_Exercise passage_.
┌──

Assuming it is not TSI, the best guesses/theories I’ve seen are albedo/cosmic rays which has already been brought up, and the other is friction between the now diminished solar wind, and the atmosphere. Has not the atmosphere contracted? Meaning less surface area + less solar wind=cooler? I don’t remember if this was just thrown out as an idea by someone, or a link to a paper was offered. I don’t see a paper right off the bat in my files, so either there wasn’t one offered or I didn’t save it.

└──

_Entries shown_.
┌──

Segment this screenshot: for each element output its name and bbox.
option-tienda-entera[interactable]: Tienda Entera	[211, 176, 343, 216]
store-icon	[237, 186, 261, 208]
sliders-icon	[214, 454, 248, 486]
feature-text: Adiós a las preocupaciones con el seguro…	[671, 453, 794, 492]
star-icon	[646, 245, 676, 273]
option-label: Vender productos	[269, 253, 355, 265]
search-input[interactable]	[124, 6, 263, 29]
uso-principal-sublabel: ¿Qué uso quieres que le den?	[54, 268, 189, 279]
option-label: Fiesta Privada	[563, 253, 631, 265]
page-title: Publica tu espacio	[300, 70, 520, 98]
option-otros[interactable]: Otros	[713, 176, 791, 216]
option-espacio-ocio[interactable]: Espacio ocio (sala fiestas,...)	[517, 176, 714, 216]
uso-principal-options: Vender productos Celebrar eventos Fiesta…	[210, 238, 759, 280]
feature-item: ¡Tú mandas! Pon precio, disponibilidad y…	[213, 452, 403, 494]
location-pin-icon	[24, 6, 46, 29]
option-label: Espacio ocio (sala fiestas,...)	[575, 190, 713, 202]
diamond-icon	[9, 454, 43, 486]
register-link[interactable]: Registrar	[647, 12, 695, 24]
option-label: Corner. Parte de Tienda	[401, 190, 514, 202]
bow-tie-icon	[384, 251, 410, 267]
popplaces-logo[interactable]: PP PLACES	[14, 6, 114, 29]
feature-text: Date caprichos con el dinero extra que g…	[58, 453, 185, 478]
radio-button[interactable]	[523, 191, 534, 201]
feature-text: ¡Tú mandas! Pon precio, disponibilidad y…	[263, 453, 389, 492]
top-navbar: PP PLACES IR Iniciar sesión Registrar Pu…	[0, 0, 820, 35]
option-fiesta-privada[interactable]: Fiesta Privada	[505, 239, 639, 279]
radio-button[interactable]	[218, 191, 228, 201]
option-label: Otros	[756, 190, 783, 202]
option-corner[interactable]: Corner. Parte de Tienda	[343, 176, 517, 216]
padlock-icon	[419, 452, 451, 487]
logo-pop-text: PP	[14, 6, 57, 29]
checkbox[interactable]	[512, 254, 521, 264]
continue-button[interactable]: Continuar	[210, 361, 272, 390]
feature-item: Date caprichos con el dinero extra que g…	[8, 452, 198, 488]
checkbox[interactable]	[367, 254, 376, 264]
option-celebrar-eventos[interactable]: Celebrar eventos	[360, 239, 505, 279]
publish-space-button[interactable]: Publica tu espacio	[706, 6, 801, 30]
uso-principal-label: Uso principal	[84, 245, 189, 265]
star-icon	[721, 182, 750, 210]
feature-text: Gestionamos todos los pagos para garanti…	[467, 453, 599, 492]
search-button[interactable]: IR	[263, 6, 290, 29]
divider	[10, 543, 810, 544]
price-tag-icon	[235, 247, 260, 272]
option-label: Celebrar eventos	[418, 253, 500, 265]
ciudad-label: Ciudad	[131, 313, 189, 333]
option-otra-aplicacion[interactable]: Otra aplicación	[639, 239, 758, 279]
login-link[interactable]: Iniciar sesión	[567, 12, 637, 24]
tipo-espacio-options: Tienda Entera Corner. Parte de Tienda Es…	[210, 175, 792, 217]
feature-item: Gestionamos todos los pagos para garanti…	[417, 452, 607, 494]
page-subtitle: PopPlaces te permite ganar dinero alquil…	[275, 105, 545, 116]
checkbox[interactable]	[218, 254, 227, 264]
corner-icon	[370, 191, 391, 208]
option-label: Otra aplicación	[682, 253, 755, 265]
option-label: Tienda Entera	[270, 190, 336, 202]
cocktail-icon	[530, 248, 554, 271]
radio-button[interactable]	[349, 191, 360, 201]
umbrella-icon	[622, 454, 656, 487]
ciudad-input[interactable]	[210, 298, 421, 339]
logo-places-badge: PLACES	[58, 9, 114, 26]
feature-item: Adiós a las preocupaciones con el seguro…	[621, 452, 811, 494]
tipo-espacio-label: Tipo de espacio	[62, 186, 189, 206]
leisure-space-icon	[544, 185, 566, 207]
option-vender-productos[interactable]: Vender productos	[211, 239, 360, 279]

└──

_Work request_. Summarize the text above about solar wind and the atmosphere in two sentences.

_Response area_. Assuming TSI is not the cause, the writer points to two leading theories: albedo and cosmic rays, and friction between the weakened solar wind and the atmosphere. The writer asks whether a contracted atmosphere and less solar wind would mean cooler, and cannot recall whether a paper was offered for this idea, since none turns up in their files.